▶ The input:

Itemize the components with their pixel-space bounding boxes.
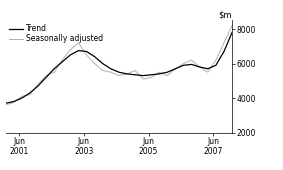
Trend [52,68,56,70]
Trend [214,64,218,66]
Line: Trend: Trend [6,32,232,103]
Trend [69,54,72,56]
Trend [20,97,23,99]
Seasonally adjusted [36,83,40,85]
Seasonally adjusted [44,75,48,77]
Trend [182,64,185,66]
Trend [101,63,104,65]
Seasonally adjusted [77,42,80,44]
Seasonally adjusted [20,95,23,97]
Trend [198,66,201,68]
Seasonally adjusted [12,101,16,103]
Seasonally adjusted [174,68,177,70]
Seasonally adjusted [214,59,218,61]
Trend [44,76,48,78]
Seasonally adjusted [166,75,169,77]
Trend [206,68,209,70]
Line: Seasonally adjusted: Seasonally adjusted [6,26,232,105]
Seasonally adjusted [133,69,137,71]
Seasonally adjusted [52,71,56,73]
Trend [230,31,234,33]
Seasonally adjusted [109,71,112,73]
Trend [133,74,137,76]
Seasonally adjusted [190,59,193,61]
Trend [158,73,161,75]
Trend [12,100,16,103]
Trend [109,68,112,70]
Trend [4,102,7,104]
Trend [36,85,40,87]
Seasonally adjusted [85,54,88,56]
Trend [28,92,32,94]
Trend [61,61,64,63]
Seasonally adjusted [125,73,129,75]
Legend: Trend, Seasonally adjusted: Trend, Seasonally adjusted [9,24,103,43]
Trend [142,75,145,77]
Seasonally adjusted [158,71,161,73]
Trend [85,50,88,53]
Trend [93,56,96,58]
Trend [125,73,129,75]
Trend [77,50,80,52]
Trend [117,71,121,73]
Trend [190,63,193,65]
Seasonally adjusted [230,24,234,27]
Trend [174,68,177,70]
Seasonally adjusted [182,63,185,65]
Trend [166,71,169,73]
Seasonally adjusted [206,71,209,73]
Seasonally adjusted [198,66,201,68]
Seasonally adjusted [149,76,153,78]
Seasonally adjusted [28,94,32,96]
Text: $m: $m [218,10,232,19]
Seasonally adjusted [101,69,104,71]
Seasonally adjusted [4,104,7,106]
Seasonally adjusted [142,78,145,80]
Seasonally adjusted [117,75,121,77]
Seasonally adjusted [69,49,72,51]
Seasonally adjusted [93,63,96,65]
Trend [149,74,153,76]
Trend [222,50,226,53]
Seasonally adjusted [61,59,64,61]
Seasonally adjusted [222,42,226,44]
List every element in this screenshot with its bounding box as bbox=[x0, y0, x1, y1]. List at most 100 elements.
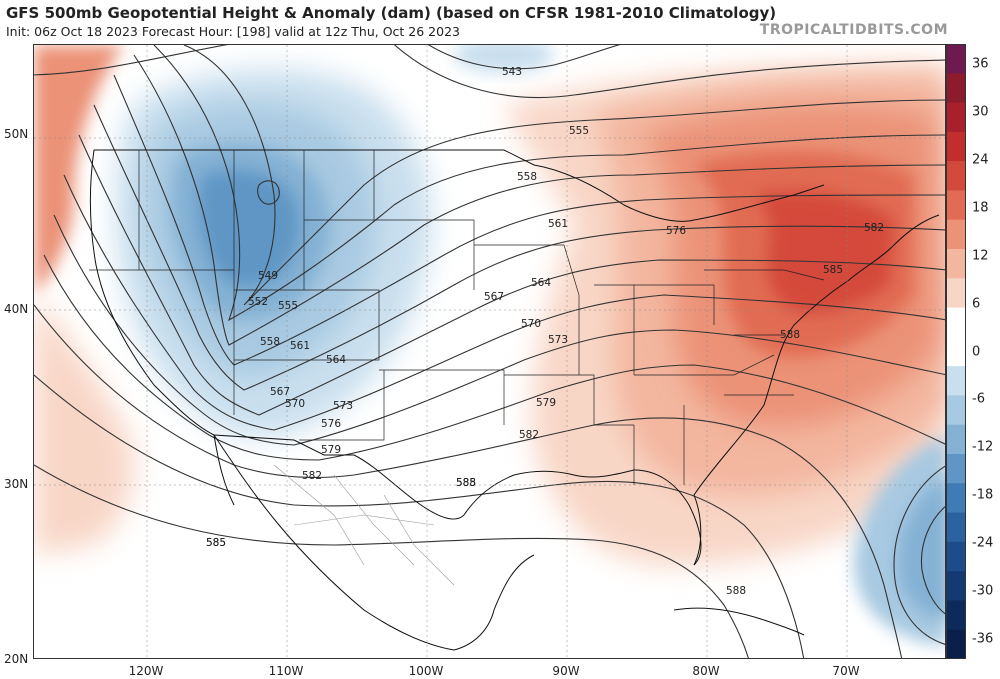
contour-label: 582 bbox=[302, 470, 322, 482]
colorbar-label: 30 bbox=[972, 104, 989, 120]
colorbar-swatch bbox=[946, 541, 966, 572]
us-west-coast bbox=[89, 149, 215, 436]
contour-line bbox=[183, 45, 945, 306]
colorbar-swatch bbox=[946, 73, 966, 104]
colorbar-label: -30 bbox=[972, 583, 994, 599]
colorbar-label: -24 bbox=[972, 535, 994, 551]
contour-label: 588 bbox=[726, 585, 746, 597]
contour-line bbox=[153, 45, 945, 322]
colorbar-label: 24 bbox=[972, 152, 989, 168]
contour-label: 543 bbox=[502, 66, 522, 78]
state-line bbox=[373, 150, 475, 290]
contour-label: 558 bbox=[517, 171, 537, 183]
anomaly-warm-west bbox=[34, 45, 124, 295]
contour-line bbox=[78, 134, 945, 416]
state-line bbox=[634, 354, 775, 376]
contour-label: 555 bbox=[569, 125, 589, 137]
contour-label: 567 bbox=[270, 386, 290, 398]
colorbar-labels: 36 30 24 18 12 6 0 -6 -12 -18 -24 -30 -36 bbox=[968, 44, 998, 659]
state-line bbox=[504, 374, 634, 426]
colorbar-swatch bbox=[946, 395, 966, 426]
colorbar-swatch bbox=[946, 278, 966, 309]
contour-label: 588 bbox=[780, 329, 800, 341]
colorbar-swatch bbox=[946, 600, 966, 631]
contour-label: 585 bbox=[456, 477, 476, 489]
colorbar-label: 36 bbox=[972, 56, 989, 72]
contour-line bbox=[113, 74, 945, 366]
contour-label: 573 bbox=[548, 334, 568, 346]
lon-label: 100W bbox=[408, 664, 444, 678]
state-borders bbox=[89, 150, 825, 485]
chart-subtitle: Init: 06z Oct 18 2023 Forecast Hour: [19… bbox=[6, 24, 460, 39]
colorbar-swatch bbox=[946, 629, 966, 659]
anomaly-cool-top bbox=[454, 45, 554, 73]
contour-label: 558 bbox=[260, 336, 280, 348]
contour-label: 585 bbox=[206, 537, 226, 549]
colorbar-swatch bbox=[946, 190, 966, 221]
state-line bbox=[299, 370, 385, 441]
contour-label: 564 bbox=[326, 354, 346, 366]
colorbar-label: -6 bbox=[972, 391, 985, 407]
contour-label: 585 bbox=[823, 264, 843, 276]
colorbar-swatch bbox=[946, 454, 966, 484]
contour-line bbox=[920, 506, 945, 615]
gulf-coast bbox=[463, 469, 702, 566]
lon-label: 80W bbox=[692, 664, 720, 678]
anomaly-warm-sw bbox=[34, 295, 134, 555]
site-credit: TROPICALTIDBITS.COM bbox=[759, 22, 948, 38]
colorbar-swatch bbox=[946, 366, 966, 396]
lat-label: 40N bbox=[4, 302, 29, 316]
lon-label: 110W bbox=[268, 664, 304, 678]
contour-label: 576 bbox=[321, 418, 341, 430]
contour-label: 570 bbox=[285, 398, 305, 410]
colorbar-frame bbox=[946, 44, 966, 659]
contour-line bbox=[34, 45, 229, 76]
state-line bbox=[379, 369, 505, 425]
country-borders bbox=[89, 149, 940, 651]
lon-label: 90W bbox=[552, 664, 580, 678]
anomaly-shading bbox=[34, 45, 945, 645]
mexico-state-line bbox=[273, 464, 365, 566]
contour-line bbox=[53, 214, 945, 446]
colorbar-label: 18 bbox=[972, 200, 989, 216]
anomaly-cool-atlantic-core bbox=[898, 476, 945, 620]
us-canada-border bbox=[94, 149, 825, 222]
contour-line bbox=[43, 254, 945, 461]
chart-title: GFS 500mb Geopotential Height & Anomaly … bbox=[6, 4, 777, 22]
us-east-coast bbox=[693, 214, 940, 566]
contour-label-group: 543 549 552 555 558 561 564 567 570 573 … bbox=[206, 66, 884, 597]
colorbar-label: 0 bbox=[972, 344, 981, 359]
contour-label: 579 bbox=[536, 397, 556, 409]
colorbar bbox=[946, 44, 966, 659]
colorbar-label: 6 bbox=[972, 296, 981, 312]
graticule bbox=[34, 45, 945, 658]
contour-line bbox=[257, 180, 280, 205]
contour-line bbox=[63, 174, 945, 431]
height-contours bbox=[34, 45, 945, 658]
state-line bbox=[474, 244, 580, 375]
state-line bbox=[704, 269, 825, 281]
mexico-outline bbox=[213, 434, 535, 651]
state-line bbox=[234, 289, 380, 361]
colorbar-swatch bbox=[946, 131, 966, 162]
colorbar-swatch bbox=[946, 512, 966, 543]
lat-label: 30N bbox=[4, 477, 29, 491]
lat-label: 20N bbox=[4, 652, 29, 666]
contour-label: 570 bbox=[521, 318, 541, 330]
contour-line bbox=[34, 374, 805, 658]
contour-label: 579 bbox=[321, 444, 341, 456]
colorbar-swatches bbox=[946, 44, 966, 659]
lon-label: 70W bbox=[832, 664, 860, 678]
mexico-state-borders bbox=[273, 464, 455, 586]
colorbar-label: -12 bbox=[972, 439, 994, 455]
contour-line bbox=[34, 464, 749, 658]
colorbar-swatch bbox=[946, 249, 966, 279]
lat-label: 50N bbox=[4, 127, 29, 141]
colorbar-swatch bbox=[946, 102, 966, 133]
anomaly-warm-30 bbox=[754, 191, 894, 314]
contour-line bbox=[93, 104, 945, 391]
state-line bbox=[634, 284, 715, 325]
contour-label: 552 bbox=[248, 296, 268, 308]
colorbar-swatch bbox=[946, 161, 966, 191]
contour-label: 549 bbox=[258, 270, 278, 282]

▶ Required work: Copy the records from the line with "Trend [52,68,56,70]" to the line with "Trend [206,68,209,70]", changing every "Seasonally adjusted" to "Seasonally adj." and keeping everything else the same.

▶ Full answer:
Trend [52,68,56,70]
Trend [214,64,218,66]
Line: Trend: Trend [6,32,232,103]
Trend [69,54,72,56]
Trend [20,97,23,99]
Seasonally adj. [36,83,40,85]
Seasonally adj. [44,75,48,77]
Trend [182,64,185,66]
Trend [101,63,104,65]
Seasonally adj. [77,42,80,44]
Seasonally adj. [20,95,23,97]
Trend [198,66,201,68]
Seasonally adj. [12,101,16,103]
Seasonally adj. [174,68,177,70]
Seasonally adj. [214,59,218,61]
Trend [44,76,48,78]
Seasonally adj. [166,75,169,77]
Trend [206,68,209,70]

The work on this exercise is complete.